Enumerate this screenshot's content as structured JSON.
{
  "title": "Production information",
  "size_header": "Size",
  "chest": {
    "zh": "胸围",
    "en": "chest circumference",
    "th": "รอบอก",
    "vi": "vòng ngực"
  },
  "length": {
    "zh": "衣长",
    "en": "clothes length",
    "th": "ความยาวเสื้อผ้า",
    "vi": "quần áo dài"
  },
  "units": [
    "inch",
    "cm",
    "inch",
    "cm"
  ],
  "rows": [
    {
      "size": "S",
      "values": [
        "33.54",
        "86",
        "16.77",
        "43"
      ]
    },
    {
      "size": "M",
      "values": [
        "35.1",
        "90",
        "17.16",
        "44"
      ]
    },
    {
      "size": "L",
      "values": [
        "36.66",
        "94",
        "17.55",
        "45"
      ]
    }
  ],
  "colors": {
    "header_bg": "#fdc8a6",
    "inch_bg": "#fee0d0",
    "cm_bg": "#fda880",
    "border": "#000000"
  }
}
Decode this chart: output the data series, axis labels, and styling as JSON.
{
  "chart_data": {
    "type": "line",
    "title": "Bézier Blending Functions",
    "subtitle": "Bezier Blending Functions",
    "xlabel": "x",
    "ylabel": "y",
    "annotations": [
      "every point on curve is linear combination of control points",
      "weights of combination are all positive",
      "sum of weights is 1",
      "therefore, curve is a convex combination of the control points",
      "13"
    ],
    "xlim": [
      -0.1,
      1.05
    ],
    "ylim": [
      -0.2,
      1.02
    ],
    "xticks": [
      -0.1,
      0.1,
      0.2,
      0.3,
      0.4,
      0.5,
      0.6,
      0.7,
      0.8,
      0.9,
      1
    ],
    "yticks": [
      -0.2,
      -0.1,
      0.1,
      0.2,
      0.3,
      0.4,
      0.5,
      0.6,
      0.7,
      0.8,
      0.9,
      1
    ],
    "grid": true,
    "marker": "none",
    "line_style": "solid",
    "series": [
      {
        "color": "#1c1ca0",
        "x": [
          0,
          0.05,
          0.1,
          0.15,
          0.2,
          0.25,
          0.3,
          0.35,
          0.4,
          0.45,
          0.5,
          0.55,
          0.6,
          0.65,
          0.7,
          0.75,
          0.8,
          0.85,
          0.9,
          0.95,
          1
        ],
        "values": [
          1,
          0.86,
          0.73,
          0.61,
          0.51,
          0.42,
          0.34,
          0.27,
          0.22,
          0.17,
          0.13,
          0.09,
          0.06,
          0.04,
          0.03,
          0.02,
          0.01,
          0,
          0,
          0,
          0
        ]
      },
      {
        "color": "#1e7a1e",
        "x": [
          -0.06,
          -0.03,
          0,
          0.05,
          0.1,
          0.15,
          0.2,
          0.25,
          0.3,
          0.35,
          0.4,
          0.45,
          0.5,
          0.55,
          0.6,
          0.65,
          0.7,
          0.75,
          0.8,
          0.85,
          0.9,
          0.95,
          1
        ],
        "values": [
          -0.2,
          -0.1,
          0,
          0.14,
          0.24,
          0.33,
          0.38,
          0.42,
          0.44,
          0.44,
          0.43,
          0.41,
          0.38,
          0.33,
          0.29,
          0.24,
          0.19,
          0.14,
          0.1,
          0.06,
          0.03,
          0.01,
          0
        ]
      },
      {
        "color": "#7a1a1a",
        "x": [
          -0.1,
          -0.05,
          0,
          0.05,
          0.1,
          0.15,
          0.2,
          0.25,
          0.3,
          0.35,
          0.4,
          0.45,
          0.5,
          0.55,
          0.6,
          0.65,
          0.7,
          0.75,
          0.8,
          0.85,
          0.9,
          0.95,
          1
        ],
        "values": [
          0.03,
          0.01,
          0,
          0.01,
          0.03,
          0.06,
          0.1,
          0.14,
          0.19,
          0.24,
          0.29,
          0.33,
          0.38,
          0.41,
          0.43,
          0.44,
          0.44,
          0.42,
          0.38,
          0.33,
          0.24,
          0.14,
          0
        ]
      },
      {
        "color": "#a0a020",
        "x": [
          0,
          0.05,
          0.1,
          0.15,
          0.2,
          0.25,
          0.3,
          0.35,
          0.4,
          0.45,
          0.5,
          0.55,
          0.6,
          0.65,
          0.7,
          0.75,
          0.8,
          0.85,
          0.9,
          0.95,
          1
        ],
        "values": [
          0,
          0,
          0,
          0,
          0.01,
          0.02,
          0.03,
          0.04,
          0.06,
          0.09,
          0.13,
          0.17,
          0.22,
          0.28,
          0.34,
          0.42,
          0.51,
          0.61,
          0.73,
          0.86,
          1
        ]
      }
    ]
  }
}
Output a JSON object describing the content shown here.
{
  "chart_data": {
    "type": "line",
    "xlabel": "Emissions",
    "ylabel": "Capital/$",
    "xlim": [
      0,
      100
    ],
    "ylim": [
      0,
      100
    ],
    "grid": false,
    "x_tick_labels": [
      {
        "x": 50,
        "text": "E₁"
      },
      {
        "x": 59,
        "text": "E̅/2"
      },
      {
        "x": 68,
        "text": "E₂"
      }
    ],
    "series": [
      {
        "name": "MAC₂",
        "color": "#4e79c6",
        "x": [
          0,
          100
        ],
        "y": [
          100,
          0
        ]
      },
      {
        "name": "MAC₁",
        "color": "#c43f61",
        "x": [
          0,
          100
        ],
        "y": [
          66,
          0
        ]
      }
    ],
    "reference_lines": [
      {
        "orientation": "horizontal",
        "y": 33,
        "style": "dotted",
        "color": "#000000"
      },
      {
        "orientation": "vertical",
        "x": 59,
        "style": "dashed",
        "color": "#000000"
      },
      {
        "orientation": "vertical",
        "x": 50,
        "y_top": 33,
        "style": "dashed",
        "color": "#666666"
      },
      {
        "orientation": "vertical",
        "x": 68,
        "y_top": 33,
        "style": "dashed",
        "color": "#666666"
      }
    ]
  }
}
..............................
▶ [What to produce]: Each record above must be given again exactly.

▶ [Result of this exercise]:
Enumerate this screenshot's content as structured JSON.
{
  "title": "Production information",
  "size_header": "Size",
  "chest": {
    "zh": "胸围",
    "en": "chest circumference",
    "th": "รอบอก",
    "vi": "vòng ngực"
  },
  "length": {
    "zh": "衣长",
    "en": "clothes length",
    "th": "ความยาวเสื้อผ้า",
    "vi": "quần áo dài"
  },
  "units": [
    "inch",
    "cm",
    "inch",
    "cm"
  ],
  "rows": [
    {
      "size": "S",
      "values": [
        "33.54",
        "86",
        "16.77",
        "43"
      ]
    },
    {
      "size": "M",
      "values": [
        "35.1",
        "90",
        "17.16",
        "44"
      ]
    },
    {
      "size": "L",
      "values": [
        "36.66",
        "94",
        "17.55",
        "45"
      ]
    }
  ],
  "colors": {
    "header_bg": "#fdc8a6",
    "inch_bg": "#fee0d0",
    "cm_bg": "#fda880",
    "border": "#000000"
  }
}
Decode this chart: output the data series, axis labels, and styling as JSON.
{
  "chart_data": {
    "type": "line",
    "title": "Bézier Blending Functions",
    "subtitle": "Bezier Blending Functions",
    "xlabel": "x",
    "ylabel": "y",
    "annotations": [
      "every point on curve is linear combination of control points",
      "weights of combination are all positive",
      "sum of weights is 1",
      "therefore, curve is a convex combination of the control points",
      "13"
    ],
    "xlim": [
      -0.1,
      1.05
    ],
    "ylim": [
      -0.2,
      1.02
    ],
    "xticks": [
      -0.1,
      0.1,
      0.2,
      0.3,
      0.4,
      0.5,
      0.6,
      0.7,
      0.8,
      0.9,
      1
    ],
    "yticks": [
      -0.2,
      -0.1,
      0.1,
      0.2,
      0.3,
      0.4,
      0.5,
      0.6,
      0.7,
      0.8,
      0.9,
      1
    ],
    "grid": true,
    "marker": "none",
    "line_style": "solid",
    "series": [
      {
        "color": "#1c1ca0",
        "x": [
          0,
          0.05,
          0.1,
          0.15,
          0.2,
          0.25,
          0.3,
          0.35,
          0.4,
          0.45,
          0.5,
          0.55,
          0.6,
          0.65,
          0.7,
          0.75,
          0.8,
          0.85,
          0.9,
          0.95,
          1
        ],
        "values": [
          1,
          0.86,
          0.73,
          0.61,
          0.51,
          0.42,
          0.34,
          0.27,
          0.22,
          0.17,
          0.13,
          0.09,
          0.06,
          0.04,
          0.03,
          0.02,
          0.01,
          0,
          0,
          0,
          0
        ]
      },
      {
        "color": "#1e7a1e",
        "x": [
          -0.06,
          -0.03,
          0,
          0.05,
          0.1,
          0.15,
          0.2,
          0.25,
          0.3,
          0.35,
          0.4,
          0.45,
          0.5,
          0.55,
          0.6,
          0.65,
          0.7,
          0.75,
          0.8,
          0.85,
          0.9,
          0.95,
          1
        ],
        "values": [
          -0.2,
          -0.1,
          0,
          0.14,
          0.24,
          0.33,
          0.38,
          0.42,
          0.44,
          0.44,
          0.43,
          0.41,
          0.38,
          0.33,
          0.29,
          0.24,
          0.19,
          0.14,
          0.1,
          0.06,
          0.03,
          0.01,
          0
        ]
      },
      {
        "color": "#7a1a1a",
        "x": [
          -0.1,
          -0.05,
          0,
          0.05,
          0.1,
          0.15,
          0.2,
          0.25,
          0.3,
          0.35,
          0.4,
          0.45,
          0.5,
          0.55,
          0.6,
          0.65,
          0.7,
          0.75,
          0.8,
          0.85,
          0.9,
          0.95,
          1
        ],
        "values": [
          0.03,
          0.01,
          0,
          0.01,
          0.03,
          0.06,
          0.1,
          0.14,
          0.19,
          0.24,
          0.29,
          0.33,
          0.38,
          0.41,
          0.43,
          0.44,
          0.44,
          0.42,
          0.38,
          0.33,
          0.24,
          0.14,
          0
        ]
      },
      {
        "color": "#a0a020",
        "x": [
          0,
          0.05,
          0.1,
          0.15,
          0.2,
          0.25,
          0.3,
          0.35,
          0.4,
          0.45,
          0.5,
          0.55,
          0.6,
          0.65,
          0.7,
          0.75,
          0.8,
          0.85,
          0.9,
          0.95,
          1
        ],
        "values": [
          0,
          0,
          0,
          0,
          0.01,
          0.02,
          0.03,
          0.04,
          0.06,
          0.09,
          0.13,
          0.17,
          0.22,
          0.28,
          0.34,
          0.42,
          0.51,
          0.61,
          0.73,
          0.86,
          1
        ]
      }
    ]
  }
}
Output a JSON object describing the content shown here.
{
  "chart_data": {
    "type": "line",
    "xlabel": "Emissions",
    "ylabel": "Capital/$",
    "xlim": [
      0,
      100
    ],
    "ylim": [
      0,
      100
    ],
    "grid": false,
    "x_tick_labels": [
      {
        "x": 50,
        "text": "E₁"
      },
      {
        "x": 59,
        "text": "E̅/2"
      },
      {
        "x": 68,
        "text": "E₂"
      }
    ],
    "series": [
      {
        "name": "MAC₂",
        "color": "#4e79c6",
        "x": [
          0,
          100
        ],
        "y": [
          100,
          0
        ]
      },
      {
        "name": "MAC₁",
        "color": "#c43f61",
        "x": [
          0,
          100
        ],
        "y": [
          66,
          0
        ]
      }
    ],
    "reference_lines": [
      {
        "orientation": "horizontal",
        "y": 33,
        "style": "dotted",
        "color": "#000000"
      },
      {
        "orientation": "vertical",
        "x": 59,
        "style": "dashed",
        "color": "#000000"
      },
      {
        "orientation": "vertical",
        "x": 50,
        "y_top": 33,
        "style": "dashed",
        "color": "#666666"
      },
      {
        "orientation": "vertical",
        "x": 68,
        "y_top": 33,
        "style": "dashed",
        "color": "#666666"
      }
    ]
  }
}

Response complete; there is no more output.